Job ▸
Please continue the Lab Gruppen company article, starting right after its final sentence.

Document segment ▸
* * * * * * *
Lab Gruppen
- Industry: Audio Electronics and Amplifiers
- Founded: 1979, Kungsbacka, Sweden
- Founder: Kenneth Andersson, Dan Bävholm
- Headquarters: Makati, Philippines
- Area served: Worldwide
- Parent: Music Tribe
- Website: labgruppen.com

= Lab Gruppen =

Swedish sound equipment company

Lab Gruppen (stylized as Lab.Gruppen) is a Swedish sound equipment company, based in Kungsbacka, Sweden, dedicated to building mainly public address power amplifiers. Lab Gruppen is part of the Music Tribe group of brands. As of 2007 the company had 130 employees.

== History ==
Kenneth Andersson and Dan Bävholm founded Lab.gruppen in 1979. They first met as schoolboys when they shared an interest in electronics.

Andersson and Bävholm's first project was a hand-made mixing console. It was used as part of the front of house equipment for a concert by Eartha Kitt. They created other mixers and a series of guitar heads and combos. Their intermittent manufacture of mixers and guitar amplifiers continued through the formal establishment of Lab.gruppen in 1979. The company was located inside a local hi-fi store, where the duo serviced consumer equipment for additional income. It was here that the company's first professional audio power amplifier was created.
* * * * * * *
Recorded information ▸
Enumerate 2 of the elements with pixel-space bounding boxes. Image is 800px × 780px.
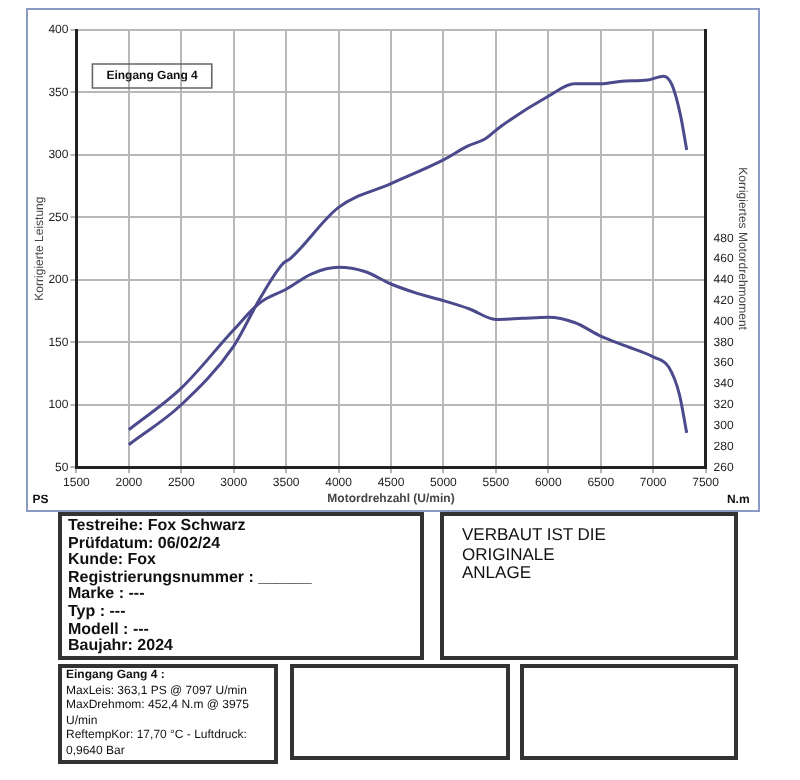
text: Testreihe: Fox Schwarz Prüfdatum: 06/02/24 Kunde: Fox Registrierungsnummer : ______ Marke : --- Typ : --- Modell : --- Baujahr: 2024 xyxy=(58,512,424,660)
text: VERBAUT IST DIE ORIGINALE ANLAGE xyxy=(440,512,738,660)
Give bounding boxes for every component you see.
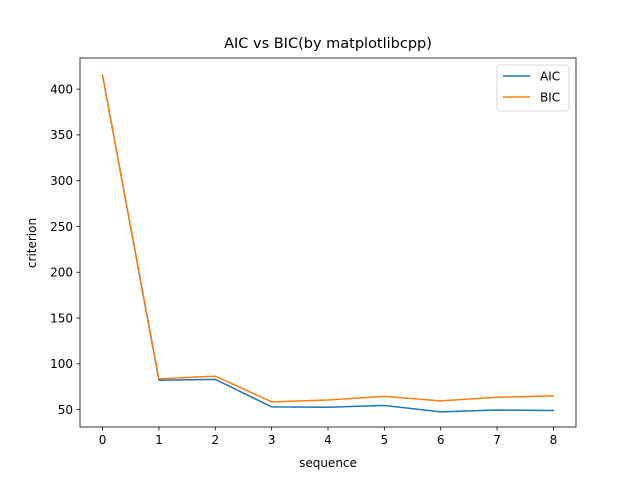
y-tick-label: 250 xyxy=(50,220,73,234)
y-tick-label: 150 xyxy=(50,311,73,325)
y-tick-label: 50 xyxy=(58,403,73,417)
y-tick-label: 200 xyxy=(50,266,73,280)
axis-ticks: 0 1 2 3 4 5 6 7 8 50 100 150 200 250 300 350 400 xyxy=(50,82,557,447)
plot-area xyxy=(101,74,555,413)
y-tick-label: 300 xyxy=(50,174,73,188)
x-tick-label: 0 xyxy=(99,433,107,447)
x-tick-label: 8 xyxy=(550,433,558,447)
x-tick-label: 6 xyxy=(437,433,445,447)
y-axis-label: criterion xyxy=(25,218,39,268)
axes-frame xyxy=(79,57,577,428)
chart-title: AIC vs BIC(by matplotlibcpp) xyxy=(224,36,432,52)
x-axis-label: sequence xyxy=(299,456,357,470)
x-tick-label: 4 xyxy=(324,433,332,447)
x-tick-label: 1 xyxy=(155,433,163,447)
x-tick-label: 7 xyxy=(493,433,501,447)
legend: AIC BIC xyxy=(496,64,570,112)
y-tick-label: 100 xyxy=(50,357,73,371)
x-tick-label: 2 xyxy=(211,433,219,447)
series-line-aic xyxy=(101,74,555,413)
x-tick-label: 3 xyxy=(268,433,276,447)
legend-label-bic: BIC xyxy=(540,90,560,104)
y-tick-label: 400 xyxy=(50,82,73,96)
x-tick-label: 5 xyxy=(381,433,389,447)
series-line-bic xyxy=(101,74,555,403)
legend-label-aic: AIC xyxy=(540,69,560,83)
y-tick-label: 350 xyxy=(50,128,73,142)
* * * * * * *
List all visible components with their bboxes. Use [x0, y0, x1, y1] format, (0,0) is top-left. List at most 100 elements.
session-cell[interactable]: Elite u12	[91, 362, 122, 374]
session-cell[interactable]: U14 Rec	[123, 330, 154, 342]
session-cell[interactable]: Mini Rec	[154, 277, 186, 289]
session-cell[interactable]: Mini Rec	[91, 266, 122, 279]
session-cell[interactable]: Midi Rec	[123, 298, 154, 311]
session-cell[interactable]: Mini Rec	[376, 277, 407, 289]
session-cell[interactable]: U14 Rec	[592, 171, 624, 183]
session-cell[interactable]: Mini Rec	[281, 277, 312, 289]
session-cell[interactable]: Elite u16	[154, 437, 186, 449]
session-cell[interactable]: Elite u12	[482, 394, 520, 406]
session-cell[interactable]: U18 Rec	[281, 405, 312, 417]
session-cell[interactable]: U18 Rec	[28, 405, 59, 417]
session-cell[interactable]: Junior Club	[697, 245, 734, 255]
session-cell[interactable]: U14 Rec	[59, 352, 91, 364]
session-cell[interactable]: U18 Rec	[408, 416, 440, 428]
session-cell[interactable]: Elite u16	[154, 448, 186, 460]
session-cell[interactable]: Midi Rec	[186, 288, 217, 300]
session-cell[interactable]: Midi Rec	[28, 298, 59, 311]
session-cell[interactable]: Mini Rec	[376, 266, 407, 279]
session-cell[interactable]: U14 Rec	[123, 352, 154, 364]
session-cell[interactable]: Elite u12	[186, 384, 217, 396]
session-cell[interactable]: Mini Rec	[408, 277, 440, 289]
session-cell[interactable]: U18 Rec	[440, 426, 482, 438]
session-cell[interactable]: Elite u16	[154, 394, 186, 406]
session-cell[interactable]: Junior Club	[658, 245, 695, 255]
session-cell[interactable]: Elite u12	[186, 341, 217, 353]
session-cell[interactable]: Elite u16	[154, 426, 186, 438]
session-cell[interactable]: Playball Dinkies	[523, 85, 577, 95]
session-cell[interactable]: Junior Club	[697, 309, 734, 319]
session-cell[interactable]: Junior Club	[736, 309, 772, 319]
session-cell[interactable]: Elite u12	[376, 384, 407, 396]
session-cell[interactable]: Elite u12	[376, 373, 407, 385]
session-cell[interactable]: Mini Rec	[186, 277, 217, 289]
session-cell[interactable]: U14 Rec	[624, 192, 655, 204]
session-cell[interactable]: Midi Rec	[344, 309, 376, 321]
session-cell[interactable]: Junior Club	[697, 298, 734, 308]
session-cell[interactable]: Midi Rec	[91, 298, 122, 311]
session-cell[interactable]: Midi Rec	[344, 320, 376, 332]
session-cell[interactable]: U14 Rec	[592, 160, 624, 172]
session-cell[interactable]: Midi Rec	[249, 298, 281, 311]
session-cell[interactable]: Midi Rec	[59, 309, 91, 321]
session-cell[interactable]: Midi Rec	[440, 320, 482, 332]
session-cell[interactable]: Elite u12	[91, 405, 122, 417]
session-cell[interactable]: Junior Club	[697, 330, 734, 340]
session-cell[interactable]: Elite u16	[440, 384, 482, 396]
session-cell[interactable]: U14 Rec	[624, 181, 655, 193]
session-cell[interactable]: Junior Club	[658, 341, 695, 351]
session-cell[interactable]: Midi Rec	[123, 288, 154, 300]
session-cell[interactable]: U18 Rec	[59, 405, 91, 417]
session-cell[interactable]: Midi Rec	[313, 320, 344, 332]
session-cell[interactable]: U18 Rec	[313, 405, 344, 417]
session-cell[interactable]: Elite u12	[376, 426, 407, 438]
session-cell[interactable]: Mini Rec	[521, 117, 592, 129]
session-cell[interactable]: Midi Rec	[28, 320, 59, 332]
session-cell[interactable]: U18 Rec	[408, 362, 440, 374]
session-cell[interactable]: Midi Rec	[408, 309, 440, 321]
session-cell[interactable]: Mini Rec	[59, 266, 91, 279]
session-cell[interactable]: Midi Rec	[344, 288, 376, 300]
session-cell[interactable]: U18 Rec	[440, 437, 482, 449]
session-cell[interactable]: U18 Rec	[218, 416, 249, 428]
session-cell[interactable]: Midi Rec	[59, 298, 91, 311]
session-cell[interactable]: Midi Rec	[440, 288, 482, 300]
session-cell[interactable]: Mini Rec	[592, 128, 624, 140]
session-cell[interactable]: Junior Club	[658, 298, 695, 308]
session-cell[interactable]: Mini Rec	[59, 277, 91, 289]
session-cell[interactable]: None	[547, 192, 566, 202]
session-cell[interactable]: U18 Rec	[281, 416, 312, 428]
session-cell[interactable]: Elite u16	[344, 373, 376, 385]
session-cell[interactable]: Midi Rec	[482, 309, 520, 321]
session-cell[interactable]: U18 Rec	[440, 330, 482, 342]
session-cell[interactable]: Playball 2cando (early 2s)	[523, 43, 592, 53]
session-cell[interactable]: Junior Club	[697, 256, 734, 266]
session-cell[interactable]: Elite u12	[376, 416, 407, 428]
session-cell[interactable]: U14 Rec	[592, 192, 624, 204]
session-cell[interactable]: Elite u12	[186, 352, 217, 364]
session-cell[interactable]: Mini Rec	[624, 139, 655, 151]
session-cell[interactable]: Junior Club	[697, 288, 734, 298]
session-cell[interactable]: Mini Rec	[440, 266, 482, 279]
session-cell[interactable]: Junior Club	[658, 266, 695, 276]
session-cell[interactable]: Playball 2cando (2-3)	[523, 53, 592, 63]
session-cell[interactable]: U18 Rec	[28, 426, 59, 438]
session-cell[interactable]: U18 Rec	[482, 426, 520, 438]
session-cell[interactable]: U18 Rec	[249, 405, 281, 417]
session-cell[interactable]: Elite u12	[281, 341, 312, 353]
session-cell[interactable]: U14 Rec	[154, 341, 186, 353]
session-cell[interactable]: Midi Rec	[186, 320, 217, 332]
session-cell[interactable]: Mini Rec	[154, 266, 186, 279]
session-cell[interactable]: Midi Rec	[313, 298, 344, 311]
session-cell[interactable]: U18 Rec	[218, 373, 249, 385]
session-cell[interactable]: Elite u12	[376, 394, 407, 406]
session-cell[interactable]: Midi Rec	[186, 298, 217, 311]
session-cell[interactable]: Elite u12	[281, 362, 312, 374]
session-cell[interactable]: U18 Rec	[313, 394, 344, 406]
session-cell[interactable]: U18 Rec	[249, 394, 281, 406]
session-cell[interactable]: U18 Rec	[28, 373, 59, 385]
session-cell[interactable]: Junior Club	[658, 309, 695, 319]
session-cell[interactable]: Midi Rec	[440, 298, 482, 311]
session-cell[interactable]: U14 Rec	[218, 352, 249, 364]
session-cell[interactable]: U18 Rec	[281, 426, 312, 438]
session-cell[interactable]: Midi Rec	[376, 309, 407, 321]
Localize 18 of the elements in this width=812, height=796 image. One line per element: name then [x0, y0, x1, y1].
* * * * * * *
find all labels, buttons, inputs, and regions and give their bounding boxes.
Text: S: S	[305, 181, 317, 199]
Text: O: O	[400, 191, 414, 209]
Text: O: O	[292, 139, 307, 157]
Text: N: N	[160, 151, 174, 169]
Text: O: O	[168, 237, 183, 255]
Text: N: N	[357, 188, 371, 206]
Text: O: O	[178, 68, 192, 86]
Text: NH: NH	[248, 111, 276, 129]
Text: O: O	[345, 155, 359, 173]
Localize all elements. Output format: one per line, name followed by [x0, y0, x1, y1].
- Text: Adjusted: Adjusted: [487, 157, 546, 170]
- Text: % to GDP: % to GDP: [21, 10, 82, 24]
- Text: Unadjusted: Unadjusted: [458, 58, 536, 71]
* * * * * * *
Task response ▸
Between the LAB 4000 and fP Series 6400, Lab.gruppen engineers continued to advance and refine their products. The LAB Series was overhauled and augmented and subsequently became the fP range. fP designs were upgraded to meet the stringent new EMC standards in Europe, and adoption of UL safety standards allowed them to be sold in the United States. Standardization of internal components between models increased manufacturing efficiency to keep pricing competitive in all new markets.

In the late 1990s, the founders brought in new ownership and a managing director. In July 2000, Lab.gruppen was acquired by the TGI Group of the United Kingdom, and a few months later Tomas Lilja was chosen as managing director. In early 2002, the TGI Group was acquired by TC Group of Denmark, the current corporate owner. In 2004, the company moved to its new location at Faktorvägen. Both Andersson and Bävholm remained with the company following the acquisitions.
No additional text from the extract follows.